**WHAT IS ASKED:** Leave out the pictures and copy everything else in the entries exactly.

________________________

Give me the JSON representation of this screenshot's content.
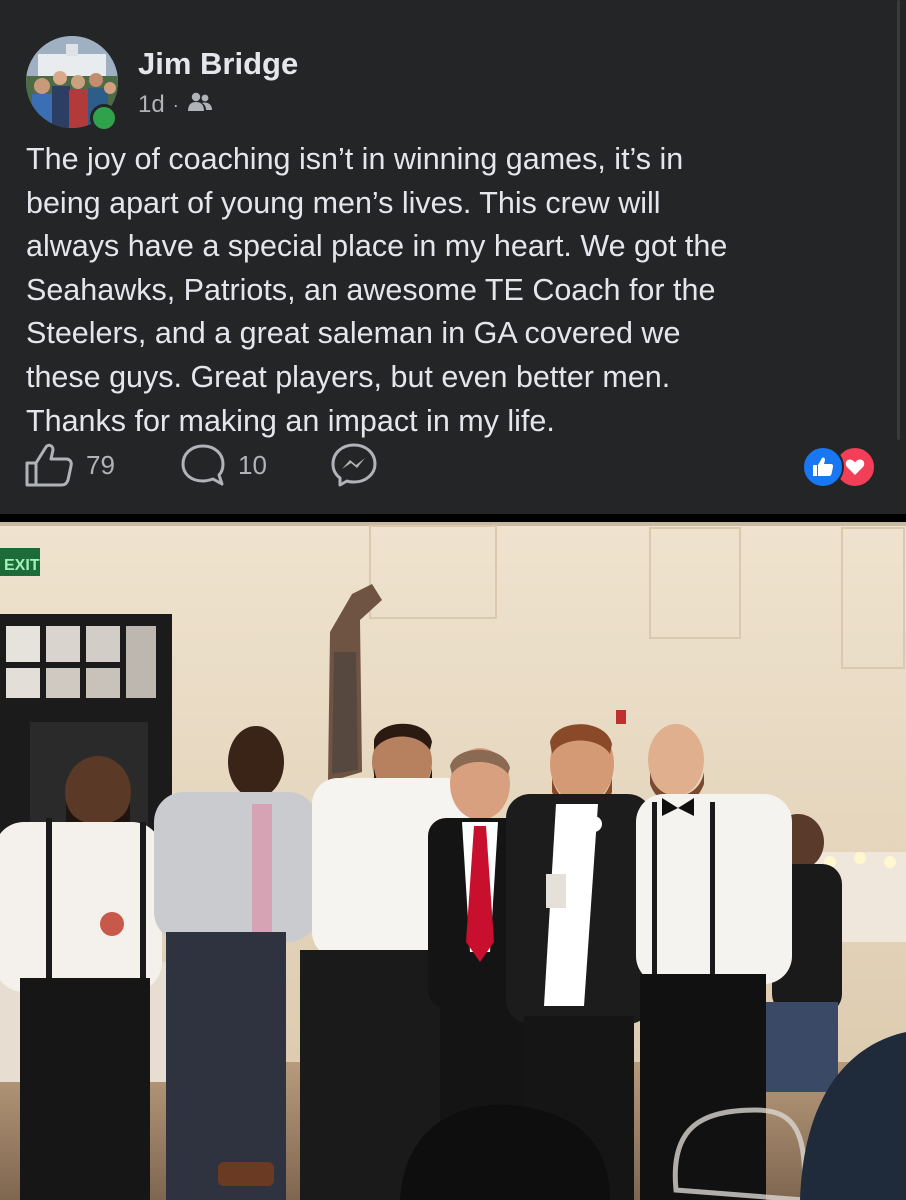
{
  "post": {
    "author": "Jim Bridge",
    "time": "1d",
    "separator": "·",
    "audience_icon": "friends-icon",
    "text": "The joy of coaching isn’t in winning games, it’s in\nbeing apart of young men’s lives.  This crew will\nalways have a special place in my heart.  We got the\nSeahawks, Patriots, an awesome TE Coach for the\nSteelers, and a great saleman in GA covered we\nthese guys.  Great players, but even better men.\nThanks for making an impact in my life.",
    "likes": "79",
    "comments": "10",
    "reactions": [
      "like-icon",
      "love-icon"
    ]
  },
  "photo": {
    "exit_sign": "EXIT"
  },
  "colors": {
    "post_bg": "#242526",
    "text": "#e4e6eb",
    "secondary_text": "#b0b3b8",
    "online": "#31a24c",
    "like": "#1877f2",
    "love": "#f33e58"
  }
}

________________________

**EXERCISE OUTPUT:**
Give me the JSON representation of this screenshot's content.
{
  "post": {
    "author": "Jim Bridge",
    "time": "1d",
    "separator": "·",
    "audience_icon": "friends-icon",
    "text": "The joy of coaching isn’t in winning games, it’s in\nbeing apart of young men’s lives.  This crew will\nalways have a special place in my heart.  We got the\nSeahawks, Patriots, an awesome TE Coach for the\nSteelers, and a great saleman in GA covered we\nthese guys.  Great players, but even better men.\nThanks for making an impact in my life.",
    "likes": "79",
    "comments": "10",
    "reactions": [
      "like-icon",
      "love-icon"
    ]
  },
  "photo": {
    "exit_sign": "EXIT"
  },
  "colors": {
    "post_bg": "#242526",
    "text": "#e4e6eb",
    "secondary_text": "#b0b3b8",
    "online": "#31a24c",
    "like": "#1877f2",
    "love": "#f33e58"
  }
}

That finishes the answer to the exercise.